§ **What the task asks**: Exactly and only the lines from the one with "Type out the text in this image." through the end of the listing are to be transcribed, both ends included.

(Dataset entries)
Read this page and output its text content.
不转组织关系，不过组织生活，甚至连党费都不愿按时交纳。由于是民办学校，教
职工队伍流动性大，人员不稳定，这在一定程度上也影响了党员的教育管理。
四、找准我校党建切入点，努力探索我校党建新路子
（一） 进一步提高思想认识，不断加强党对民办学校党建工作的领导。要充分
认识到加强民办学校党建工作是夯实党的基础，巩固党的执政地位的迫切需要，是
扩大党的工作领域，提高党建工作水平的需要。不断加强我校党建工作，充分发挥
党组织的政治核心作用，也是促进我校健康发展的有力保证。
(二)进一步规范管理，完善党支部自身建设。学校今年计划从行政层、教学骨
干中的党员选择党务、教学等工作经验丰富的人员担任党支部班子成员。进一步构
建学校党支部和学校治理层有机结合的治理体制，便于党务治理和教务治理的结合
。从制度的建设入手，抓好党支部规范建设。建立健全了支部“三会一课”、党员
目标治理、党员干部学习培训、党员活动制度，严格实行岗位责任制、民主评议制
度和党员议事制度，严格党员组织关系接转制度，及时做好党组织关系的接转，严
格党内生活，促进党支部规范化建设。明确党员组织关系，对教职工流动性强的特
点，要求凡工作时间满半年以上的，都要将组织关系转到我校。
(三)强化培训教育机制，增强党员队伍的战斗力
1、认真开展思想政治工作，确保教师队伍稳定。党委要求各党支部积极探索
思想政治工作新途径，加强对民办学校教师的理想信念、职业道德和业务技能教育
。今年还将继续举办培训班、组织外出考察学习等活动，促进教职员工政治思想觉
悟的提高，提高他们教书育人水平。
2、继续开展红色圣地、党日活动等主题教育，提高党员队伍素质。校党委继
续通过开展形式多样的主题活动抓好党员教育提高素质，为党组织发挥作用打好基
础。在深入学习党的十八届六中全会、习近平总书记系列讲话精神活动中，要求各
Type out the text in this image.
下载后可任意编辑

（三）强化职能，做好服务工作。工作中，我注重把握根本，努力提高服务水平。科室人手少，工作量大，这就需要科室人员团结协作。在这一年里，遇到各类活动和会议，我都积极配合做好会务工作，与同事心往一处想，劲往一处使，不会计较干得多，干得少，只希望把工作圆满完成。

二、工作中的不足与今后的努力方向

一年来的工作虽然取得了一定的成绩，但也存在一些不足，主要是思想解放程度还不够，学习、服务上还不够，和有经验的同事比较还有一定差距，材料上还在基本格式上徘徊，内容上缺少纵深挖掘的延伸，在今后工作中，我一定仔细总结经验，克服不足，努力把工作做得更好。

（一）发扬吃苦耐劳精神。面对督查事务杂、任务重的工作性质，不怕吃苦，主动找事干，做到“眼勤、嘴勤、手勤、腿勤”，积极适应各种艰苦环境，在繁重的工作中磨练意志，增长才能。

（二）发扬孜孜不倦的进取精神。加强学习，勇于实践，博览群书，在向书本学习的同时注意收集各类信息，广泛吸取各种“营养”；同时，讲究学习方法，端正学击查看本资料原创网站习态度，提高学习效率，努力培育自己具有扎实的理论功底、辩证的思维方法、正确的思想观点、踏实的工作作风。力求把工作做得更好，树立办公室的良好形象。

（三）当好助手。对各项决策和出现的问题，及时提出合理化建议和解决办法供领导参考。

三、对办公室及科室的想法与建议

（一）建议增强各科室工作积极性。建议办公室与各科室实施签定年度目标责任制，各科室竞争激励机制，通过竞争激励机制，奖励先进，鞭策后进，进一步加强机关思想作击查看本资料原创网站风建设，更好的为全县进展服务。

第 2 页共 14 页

§ **Task result**:
Type out the text in this image.
下载后可任意编辑

（三）强化职能，做好服务工作。工作中，我注重把握根本，努力提高服务水平。科室人手少，工作量大，这就需要科室人员团结协作。在这一年里，遇到各类活动和会议，我都积极配合做好会务工作，与同事心往一处想，劲往一处使，不会计较干得多，干得少，只希望把工作圆满完成。

二、工作中的不足与今后的努力方向

一年来的工作虽然取得了一定的成绩，但也存在一些不足，主要是思想解放程度还不够，学习、服务上还不够，和有经验的同事比较还有一定差距，材料上还在基本格式上徘徊，内容上缺少纵深挖掘的延伸，在今后工作中，我一定仔细总结经验，克服不足，努力把工作做得更好。

（一）发扬吃苦耐劳精神。面对督查事务杂、任务重的工作性质，不怕吃苦，主动找事干，做到“眼勤、嘴勤、手勤、腿勤”，积极适应各种艰苦环境，在繁重的工作中磨练意志，增长才能。

（二）发扬孜孜不倦的进取精神。加强学习，勇于实践，博览群书，在向书本学习的同时注意收集各类信息，广泛吸取各种“营养”；同时，讲究学习方法，端正学击查看本资料原创网站习态度，提高学习效率，努力培育自己具有扎实的理论功底、辩证的思维方法、正确的思想观点、踏实的工作作风。力求把工作做得更好，树立办公室的良好形象。

（三）当好助手。对各项决策和出现的问题，及时提出合理化建议和解决办法供领导参考。

三、对办公室及科室的想法与建议

（一）建议增强各科室工作积极性。建议办公室与各科室实施签定年度目标责任制，各科室竞争激励机制，通过竞争激励机制，奖励先进，鞭策后进，进一步加强机关思想作击查看本资料原创网站风建设，更好的为全县进展服务。

第 2 页共 14 页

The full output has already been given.